_What to do_
Repeat the whole listing exactly.

-------- Data extract --------

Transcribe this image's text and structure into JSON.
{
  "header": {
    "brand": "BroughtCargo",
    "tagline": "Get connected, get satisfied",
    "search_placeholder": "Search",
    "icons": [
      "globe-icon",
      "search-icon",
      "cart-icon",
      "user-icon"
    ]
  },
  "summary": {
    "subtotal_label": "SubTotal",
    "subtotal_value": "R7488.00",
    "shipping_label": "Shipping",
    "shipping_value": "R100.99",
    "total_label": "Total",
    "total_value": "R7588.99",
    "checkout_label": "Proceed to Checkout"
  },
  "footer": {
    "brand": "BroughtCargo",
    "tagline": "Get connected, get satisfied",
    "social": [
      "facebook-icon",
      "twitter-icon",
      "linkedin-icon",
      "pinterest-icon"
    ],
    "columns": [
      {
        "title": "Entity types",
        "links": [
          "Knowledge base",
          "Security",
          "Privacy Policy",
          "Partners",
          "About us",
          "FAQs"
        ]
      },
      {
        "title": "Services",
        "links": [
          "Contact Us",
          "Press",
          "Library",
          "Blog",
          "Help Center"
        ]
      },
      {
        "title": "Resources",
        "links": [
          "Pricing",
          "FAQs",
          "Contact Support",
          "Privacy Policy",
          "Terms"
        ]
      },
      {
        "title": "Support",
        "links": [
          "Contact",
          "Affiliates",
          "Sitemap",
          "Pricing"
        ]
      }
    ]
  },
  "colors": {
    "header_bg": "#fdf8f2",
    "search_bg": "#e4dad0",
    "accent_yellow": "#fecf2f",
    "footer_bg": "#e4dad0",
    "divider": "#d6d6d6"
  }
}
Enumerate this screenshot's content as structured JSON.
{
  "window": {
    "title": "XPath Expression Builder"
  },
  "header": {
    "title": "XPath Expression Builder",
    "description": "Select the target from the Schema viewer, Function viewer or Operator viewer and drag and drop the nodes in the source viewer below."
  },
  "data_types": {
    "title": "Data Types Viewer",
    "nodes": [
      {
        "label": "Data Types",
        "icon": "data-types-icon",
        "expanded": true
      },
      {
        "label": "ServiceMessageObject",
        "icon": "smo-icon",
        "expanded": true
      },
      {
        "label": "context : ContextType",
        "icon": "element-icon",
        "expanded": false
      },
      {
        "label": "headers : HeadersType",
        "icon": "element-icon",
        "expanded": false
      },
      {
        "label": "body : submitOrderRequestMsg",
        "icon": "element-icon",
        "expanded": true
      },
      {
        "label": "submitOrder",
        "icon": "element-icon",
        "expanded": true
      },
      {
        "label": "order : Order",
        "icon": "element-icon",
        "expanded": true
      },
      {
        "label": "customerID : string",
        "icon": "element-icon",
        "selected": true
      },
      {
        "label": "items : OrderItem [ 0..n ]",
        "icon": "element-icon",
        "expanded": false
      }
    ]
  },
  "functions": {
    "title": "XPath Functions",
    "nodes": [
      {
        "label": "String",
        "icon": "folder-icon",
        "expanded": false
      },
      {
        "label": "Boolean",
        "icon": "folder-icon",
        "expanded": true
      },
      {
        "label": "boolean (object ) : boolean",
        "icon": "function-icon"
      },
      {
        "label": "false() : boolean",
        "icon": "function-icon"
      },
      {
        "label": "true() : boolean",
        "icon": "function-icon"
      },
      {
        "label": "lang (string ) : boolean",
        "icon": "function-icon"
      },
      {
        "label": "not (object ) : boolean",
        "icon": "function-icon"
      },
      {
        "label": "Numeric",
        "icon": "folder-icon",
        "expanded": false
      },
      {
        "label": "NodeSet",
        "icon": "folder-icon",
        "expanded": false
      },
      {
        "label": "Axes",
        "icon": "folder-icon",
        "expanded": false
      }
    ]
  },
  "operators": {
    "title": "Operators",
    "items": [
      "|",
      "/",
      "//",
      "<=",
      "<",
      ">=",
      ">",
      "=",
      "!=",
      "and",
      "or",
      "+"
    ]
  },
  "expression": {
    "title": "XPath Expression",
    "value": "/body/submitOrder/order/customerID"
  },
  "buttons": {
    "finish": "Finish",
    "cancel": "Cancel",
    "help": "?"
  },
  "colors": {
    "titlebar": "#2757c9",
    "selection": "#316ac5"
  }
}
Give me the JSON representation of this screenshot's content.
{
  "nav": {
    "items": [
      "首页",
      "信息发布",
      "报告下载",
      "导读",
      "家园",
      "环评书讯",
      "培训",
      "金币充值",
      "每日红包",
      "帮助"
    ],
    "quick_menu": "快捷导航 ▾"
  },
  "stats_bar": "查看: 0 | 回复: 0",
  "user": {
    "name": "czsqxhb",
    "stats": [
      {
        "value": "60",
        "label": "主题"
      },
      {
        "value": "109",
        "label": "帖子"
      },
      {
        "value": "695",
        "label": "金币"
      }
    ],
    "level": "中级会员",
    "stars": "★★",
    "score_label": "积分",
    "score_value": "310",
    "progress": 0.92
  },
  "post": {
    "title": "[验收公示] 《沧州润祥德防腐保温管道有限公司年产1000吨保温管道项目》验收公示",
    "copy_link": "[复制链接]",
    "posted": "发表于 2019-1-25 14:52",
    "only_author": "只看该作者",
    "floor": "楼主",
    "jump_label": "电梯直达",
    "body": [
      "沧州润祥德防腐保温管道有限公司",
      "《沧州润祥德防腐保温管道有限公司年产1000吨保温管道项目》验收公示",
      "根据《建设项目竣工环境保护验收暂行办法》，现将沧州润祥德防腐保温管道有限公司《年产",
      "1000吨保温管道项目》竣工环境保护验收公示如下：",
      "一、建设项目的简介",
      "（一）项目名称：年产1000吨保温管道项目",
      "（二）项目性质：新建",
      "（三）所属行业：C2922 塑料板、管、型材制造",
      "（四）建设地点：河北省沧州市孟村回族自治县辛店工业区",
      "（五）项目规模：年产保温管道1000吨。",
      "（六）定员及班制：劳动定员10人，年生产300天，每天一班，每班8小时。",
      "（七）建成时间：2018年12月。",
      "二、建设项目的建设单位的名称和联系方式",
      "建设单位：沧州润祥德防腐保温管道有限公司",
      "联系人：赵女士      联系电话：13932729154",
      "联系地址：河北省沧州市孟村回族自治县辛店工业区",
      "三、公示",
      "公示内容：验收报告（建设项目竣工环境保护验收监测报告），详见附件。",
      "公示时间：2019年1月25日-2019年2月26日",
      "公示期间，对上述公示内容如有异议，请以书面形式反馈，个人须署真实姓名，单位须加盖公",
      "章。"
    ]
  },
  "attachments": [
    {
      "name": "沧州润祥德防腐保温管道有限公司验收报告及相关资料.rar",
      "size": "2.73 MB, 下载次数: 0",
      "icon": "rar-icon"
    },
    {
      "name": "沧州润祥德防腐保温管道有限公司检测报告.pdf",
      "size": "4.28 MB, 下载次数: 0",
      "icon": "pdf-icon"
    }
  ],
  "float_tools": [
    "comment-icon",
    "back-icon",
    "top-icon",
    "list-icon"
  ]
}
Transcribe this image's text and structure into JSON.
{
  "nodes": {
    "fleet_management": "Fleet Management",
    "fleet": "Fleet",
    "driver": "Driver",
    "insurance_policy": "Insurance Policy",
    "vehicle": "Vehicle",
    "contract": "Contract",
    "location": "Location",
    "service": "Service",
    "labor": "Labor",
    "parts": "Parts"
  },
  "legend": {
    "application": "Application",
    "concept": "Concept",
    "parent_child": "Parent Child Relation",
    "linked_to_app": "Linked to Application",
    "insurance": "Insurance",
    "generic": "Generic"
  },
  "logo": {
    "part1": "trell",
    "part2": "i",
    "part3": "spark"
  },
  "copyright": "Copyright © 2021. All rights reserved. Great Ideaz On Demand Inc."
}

--------

_The answer_
Transcribe this image's text and structure into JSON.
{
  "header": {
    "brand": "BroughtCargo",
    "tagline": "Get connected, get satisfied",
    "search_placeholder": "Search",
    "icons": [
      "globe-icon",
      "search-icon",
      "cart-icon",
      "user-icon"
    ]
  },
  "summary": {
    "subtotal_label": "SubTotal",
    "subtotal_value": "R7488.00",
    "shipping_label": "Shipping",
    "shipping_value": "R100.99",
    "total_label": "Total",
    "total_value": "R7588.99",
    "checkout_label": "Proceed to Checkout"
  },
  "footer": {
    "brand": "BroughtCargo",
    "tagline": "Get connected, get satisfied",
    "social": [
      "facebook-icon",
      "twitter-icon",
      "linkedin-icon",
      "pinterest-icon"
    ],
    "columns": [
      {
        "title": "Entity types",
        "links": [
          "Knowledge base",
          "Security",
          "Privacy Policy",
          "Partners",
          "About us",
          "FAQs"
        ]
      },
      {
        "title": "Services",
        "links": [
          "Contact Us",
          "Press",
          "Library",
          "Blog",
          "Help Center"
        ]
      },
      {
        "title": "Resources",
        "links": [
          "Pricing",
          "FAQs",
          "Contact Support",
          "Privacy Policy",
          "Terms"
        ]
      },
      {
        "title": "Support",
        "links": [
          "Contact",
          "Affiliates",
          "Sitemap",
          "Pricing"
        ]
      }
    ]
  },
  "colors": {
    "header_bg": "#fdf8f2",
    "search_bg": "#e4dad0",
    "accent_yellow": "#fecf2f",
    "footer_bg": "#e4dad0",
    "divider": "#d6d6d6"
  }
}
Enumerate this screenshot's content as structured JSON.
{
  "window": {
    "title": "XPath Expression Builder"
  },
  "header": {
    "title": "XPath Expression Builder",
    "description": "Select the target from the Schema viewer, Function viewer or Operator viewer and drag and drop the nodes in the source viewer below."
  },
  "data_types": {
    "title": "Data Types Viewer",
    "nodes": [
      {
        "label": "Data Types",
        "icon": "data-types-icon",
        "expanded": true
      },
      {
        "label": "ServiceMessageObject",
        "icon": "smo-icon",
        "expanded": true
      },
      {
        "label": "context : ContextType",
        "icon": "element-icon",
        "expanded": false
      },
      {
        "label": "headers : HeadersType",
        "icon": "element-icon",
        "expanded": false
      },
      {
        "label": "body : submitOrderRequestMsg",
        "icon": "element-icon",
        "expanded": true
      },
      {
        "label": "submitOrder",
        "icon": "element-icon",
        "expanded": true
      },
      {
        "label": "order : Order",
        "icon": "element-icon",
        "expanded": true
      },
      {
        "label": "customerID : string",
        "icon": "element-icon",
        "selected": true
      },
      {
        "label": "items : OrderItem [ 0..n ]",
        "icon": "element-icon",
        "expanded": false
      }
    ]
  },
  "functions": {
    "title": "XPath Functions",
    "nodes": [
      {
        "label": "String",
        "icon": "folder-icon",
        "expanded": false
      },
      {
        "label": "Boolean",
        "icon": "folder-icon",
        "expanded": true
      },
      {
        "label": "boolean (object ) : boolean",
        "icon": "function-icon"
      },
      {
        "label": "false() : boolean",
        "icon": "function-icon"
      },
      {
        "label": "true() : boolean",
        "icon": "function-icon"
      },
      {
        "label": "lang (string ) : boolean",
        "icon": "function-icon"
      },
      {
        "label": "not (object ) : boolean",
        "icon": "function-icon"
      },
      {
        "label": "Numeric",
        "icon": "folder-icon",
        "expanded": false
      },
      {
        "label": "NodeSet",
        "icon": "folder-icon",
        "expanded": false
      },
      {
        "label": "Axes",
        "icon": "folder-icon",
        "expanded": false
      }
    ]
  },
  "operators": {
    "title": "Operators",
    "items": [
      "|",
      "/",
      "//",
      "<=",
      "<",
      ">=",
      ">",
      "=",
      "!=",
      "and",
      "or",
      "+"
    ]
  },
  "expression": {
    "title": "XPath Expression",
    "value": "/body/submitOrder/order/customerID"
  },
  "buttons": {
    "finish": "Finish",
    "cancel": "Cancel",
    "help": "?"
  },
  "colors": {
    "titlebar": "#2757c9",
    "selection": "#316ac5"
  }
}
Give me the JSON representation of this screenshot's content.
{
  "nav": {
    "items": [
      "首页",
      "信息发布",
      "报告下载",
      "导读",
      "家园",
      "环评书讯",
      "培训",
      "金币充值",
      "每日红包",
      "帮助"
    ],
    "quick_menu": "快捷导航 ▾"
  },
  "stats_bar": "查看: 0 | 回复: 0",
  "user": {
    "name": "czsqxhb",
    "stats": [
      {
        "value": "60",
        "label": "主题"
      },
      {
        "value": "109",
        "label": "帖子"
      },
      {
        "value": "695",
        "label": "金币"
      }
    ],
    "level": "中级会员",
    "stars": "★★",
    "score_label": "积分",
    "score_value": "310",
    "progress": 0.92
  },
  "post": {
    "title": "[验收公示] 《沧州润祥德防腐保温管道有限公司年产1000吨保温管道项目》验收公示",
    "copy_link": "[复制链接]",
    "posted": "发表于 2019-1-25 14:52",
    "only_author": "只看该作者",
    "floor": "楼主",
    "jump_label": "电梯直达",
    "body": [
      "沧州润祥德防腐保温管道有限公司",
      "《沧州润祥德防腐保温管道有限公司年产1000吨保温管道项目》验收公示",
      "根据《建设项目竣工环境保护验收暂行办法》，现将沧州润祥德防腐保温管道有限公司《年产",
      "1000吨保温管道项目》竣工环境保护验收公示如下：",
      "一、建设项目的简介",
      "（一）项目名称：年产1000吨保温管道项目",
      "（二）项目性质：新建",
      "（三）所属行业：C2922 塑料板、管、型材制造",
      "（四）建设地点：河北省沧州市孟村回族自治县辛店工业区",
      "（五）项目规模：年产保温管道1000吨。",
      "（六）定员及班制：劳动定员10人，年生产300天，每天一班，每班8小时。",
      "（七）建成时间：2018年12月。",
      "二、建设项目的建设单位的名称和联系方式",
      "建设单位：沧州润祥德防腐保温管道有限公司",
      "联系人：赵女士      联系电话：13932729154",
      "联系地址：河北省沧州市孟村回族自治县辛店工业区",
      "三、公示",
      "公示内容：验收报告（建设项目竣工环境保护验收监测报告），详见附件。",
      "公示时间：2019年1月25日-2019年2月26日",
      "公示期间，对上述公示内容如有异议，请以书面形式反馈，个人须署真实姓名，单位须加盖公",
      "章。"
    ]
  },
  "attachments": [
    {
      "name": "沧州润祥德防腐保温管道有限公司验收报告及相关资料.rar",
      "size": "2.73 MB, 下载次数: 0",
      "icon": "rar-icon"
    },
    {
      "name": "沧州润祥德防腐保温管道有限公司检测报告.pdf",
      "size": "4.28 MB, 下载次数: 0",
      "icon": "pdf-icon"
    }
  ],
  "float_tools": [
    "comment-icon",
    "back-icon",
    "top-icon",
    "list-icon"
  ]
}
Transcribe this image's text and structure into JSON.
{
  "nodes": {
    "fleet_management": "Fleet Management",
    "fleet": "Fleet",
    "driver": "Driver",
    "insurance_policy": "Insurance Policy",
    "vehicle": "Vehicle",
    "contract": "Contract",
    "location": "Location",
    "service": "Service",
    "labor": "Labor",
    "parts": "Parts"
  },
  "legend": {
    "application": "Application",
    "concept": "Concept",
    "parent_child": "Parent Child Relation",
    "linked_to_app": "Linked to Application",
    "insurance": "Insurance",
    "generic": "Generic"
  },
  "logo": {
    "part1": "trell",
    "part2": "i",
    "part3": "spark"
  },
  "copyright": "Copyright © 2021. All rights reserved. Great Ideaz On Demand Inc."
}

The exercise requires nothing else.